(Extracts from a graphics dataset)
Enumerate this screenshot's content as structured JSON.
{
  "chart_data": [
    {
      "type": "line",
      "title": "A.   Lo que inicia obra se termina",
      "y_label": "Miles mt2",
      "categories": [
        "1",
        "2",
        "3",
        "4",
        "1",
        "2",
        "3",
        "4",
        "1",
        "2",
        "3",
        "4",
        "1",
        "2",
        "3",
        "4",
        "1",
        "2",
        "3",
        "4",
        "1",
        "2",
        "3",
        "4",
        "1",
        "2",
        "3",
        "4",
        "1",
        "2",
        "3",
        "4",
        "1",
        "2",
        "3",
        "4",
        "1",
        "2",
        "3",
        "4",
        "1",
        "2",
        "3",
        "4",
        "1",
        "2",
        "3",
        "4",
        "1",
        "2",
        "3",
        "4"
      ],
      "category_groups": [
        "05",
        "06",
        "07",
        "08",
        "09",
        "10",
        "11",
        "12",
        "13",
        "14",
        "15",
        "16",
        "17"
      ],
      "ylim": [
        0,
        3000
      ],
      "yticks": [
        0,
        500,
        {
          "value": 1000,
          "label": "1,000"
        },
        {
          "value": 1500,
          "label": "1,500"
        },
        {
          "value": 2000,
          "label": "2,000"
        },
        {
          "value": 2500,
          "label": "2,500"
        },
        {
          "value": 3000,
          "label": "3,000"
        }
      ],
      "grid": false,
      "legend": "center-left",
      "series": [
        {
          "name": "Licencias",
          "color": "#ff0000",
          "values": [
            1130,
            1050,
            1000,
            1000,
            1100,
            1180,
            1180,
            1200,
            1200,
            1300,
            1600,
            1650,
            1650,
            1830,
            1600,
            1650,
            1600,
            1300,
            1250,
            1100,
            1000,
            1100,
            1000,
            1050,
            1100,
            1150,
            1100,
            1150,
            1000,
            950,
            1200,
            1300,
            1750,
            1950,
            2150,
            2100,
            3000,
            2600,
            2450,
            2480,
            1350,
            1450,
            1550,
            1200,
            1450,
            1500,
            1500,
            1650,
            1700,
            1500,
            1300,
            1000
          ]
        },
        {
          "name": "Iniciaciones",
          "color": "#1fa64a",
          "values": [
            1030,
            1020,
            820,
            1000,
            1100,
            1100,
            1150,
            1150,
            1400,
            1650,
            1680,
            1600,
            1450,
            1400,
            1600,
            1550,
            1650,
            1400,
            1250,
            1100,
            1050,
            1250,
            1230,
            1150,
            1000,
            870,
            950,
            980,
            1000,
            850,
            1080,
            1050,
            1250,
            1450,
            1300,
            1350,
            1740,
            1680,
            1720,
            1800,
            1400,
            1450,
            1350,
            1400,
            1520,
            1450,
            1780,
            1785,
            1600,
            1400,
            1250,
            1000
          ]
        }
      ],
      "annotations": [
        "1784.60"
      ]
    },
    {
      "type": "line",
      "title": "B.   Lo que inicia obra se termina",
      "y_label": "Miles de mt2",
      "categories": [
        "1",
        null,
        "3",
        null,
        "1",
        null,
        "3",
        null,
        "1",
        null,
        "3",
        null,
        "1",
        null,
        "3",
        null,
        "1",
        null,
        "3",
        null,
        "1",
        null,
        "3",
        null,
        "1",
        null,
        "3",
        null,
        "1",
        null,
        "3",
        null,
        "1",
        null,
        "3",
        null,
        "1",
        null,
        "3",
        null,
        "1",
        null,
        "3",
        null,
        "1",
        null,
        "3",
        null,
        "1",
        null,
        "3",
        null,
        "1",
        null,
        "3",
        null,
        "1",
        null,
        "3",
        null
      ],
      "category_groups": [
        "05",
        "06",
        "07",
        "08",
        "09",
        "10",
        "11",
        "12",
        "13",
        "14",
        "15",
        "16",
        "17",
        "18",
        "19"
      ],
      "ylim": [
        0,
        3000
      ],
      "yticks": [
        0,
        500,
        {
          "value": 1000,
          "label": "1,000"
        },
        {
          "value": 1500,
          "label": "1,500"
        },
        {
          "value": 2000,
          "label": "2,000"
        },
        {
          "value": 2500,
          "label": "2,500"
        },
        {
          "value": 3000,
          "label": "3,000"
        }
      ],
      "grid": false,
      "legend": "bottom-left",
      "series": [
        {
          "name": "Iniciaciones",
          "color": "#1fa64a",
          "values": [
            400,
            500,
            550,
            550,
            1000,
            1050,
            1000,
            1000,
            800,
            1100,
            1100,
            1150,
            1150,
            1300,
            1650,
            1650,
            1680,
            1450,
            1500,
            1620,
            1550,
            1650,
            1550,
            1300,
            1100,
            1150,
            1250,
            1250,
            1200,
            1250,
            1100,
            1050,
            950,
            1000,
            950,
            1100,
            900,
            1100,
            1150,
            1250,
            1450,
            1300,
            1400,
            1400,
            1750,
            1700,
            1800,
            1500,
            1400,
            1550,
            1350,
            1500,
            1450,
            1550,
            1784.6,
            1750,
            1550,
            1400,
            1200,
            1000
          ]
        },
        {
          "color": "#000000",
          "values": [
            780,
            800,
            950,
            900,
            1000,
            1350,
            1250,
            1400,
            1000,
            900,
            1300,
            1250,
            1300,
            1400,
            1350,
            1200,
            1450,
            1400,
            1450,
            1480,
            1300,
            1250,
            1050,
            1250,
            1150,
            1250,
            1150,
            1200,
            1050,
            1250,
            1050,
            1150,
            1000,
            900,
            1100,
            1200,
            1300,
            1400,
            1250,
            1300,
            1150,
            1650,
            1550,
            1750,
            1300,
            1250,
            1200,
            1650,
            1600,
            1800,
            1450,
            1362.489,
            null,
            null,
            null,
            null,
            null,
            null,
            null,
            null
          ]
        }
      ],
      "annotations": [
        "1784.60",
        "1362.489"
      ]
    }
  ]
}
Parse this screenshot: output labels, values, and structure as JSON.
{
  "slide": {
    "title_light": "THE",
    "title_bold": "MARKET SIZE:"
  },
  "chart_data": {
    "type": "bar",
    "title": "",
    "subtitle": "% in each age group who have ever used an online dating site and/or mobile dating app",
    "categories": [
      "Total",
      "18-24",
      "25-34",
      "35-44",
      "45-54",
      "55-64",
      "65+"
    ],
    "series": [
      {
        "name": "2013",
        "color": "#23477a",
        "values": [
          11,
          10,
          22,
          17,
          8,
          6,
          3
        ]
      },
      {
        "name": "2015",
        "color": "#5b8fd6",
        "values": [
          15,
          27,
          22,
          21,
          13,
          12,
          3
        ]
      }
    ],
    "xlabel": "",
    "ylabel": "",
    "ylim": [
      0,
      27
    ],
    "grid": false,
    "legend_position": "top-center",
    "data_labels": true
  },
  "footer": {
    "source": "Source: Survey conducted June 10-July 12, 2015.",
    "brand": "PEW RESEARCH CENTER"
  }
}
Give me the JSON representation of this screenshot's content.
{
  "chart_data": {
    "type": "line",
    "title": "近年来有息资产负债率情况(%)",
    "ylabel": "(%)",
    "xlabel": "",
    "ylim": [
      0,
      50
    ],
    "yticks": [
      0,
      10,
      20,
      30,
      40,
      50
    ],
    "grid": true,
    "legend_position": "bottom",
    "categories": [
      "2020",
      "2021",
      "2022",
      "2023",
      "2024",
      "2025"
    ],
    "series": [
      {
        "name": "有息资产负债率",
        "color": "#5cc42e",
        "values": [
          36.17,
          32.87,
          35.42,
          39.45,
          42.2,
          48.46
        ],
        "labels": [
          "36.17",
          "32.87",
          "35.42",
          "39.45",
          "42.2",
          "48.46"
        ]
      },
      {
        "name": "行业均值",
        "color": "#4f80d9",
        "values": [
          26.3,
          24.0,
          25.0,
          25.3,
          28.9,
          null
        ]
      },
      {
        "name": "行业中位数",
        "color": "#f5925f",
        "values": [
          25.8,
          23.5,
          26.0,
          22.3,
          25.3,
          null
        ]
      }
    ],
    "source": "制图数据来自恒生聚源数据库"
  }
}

__EXERCISE DESCRIPTION__. Lines containing the word "grid" must all be returned from the material above.

__WRITTEN RESPONSE__.
      "grid": false,
      "grid": false,
    "grid": false,
    "grid": true,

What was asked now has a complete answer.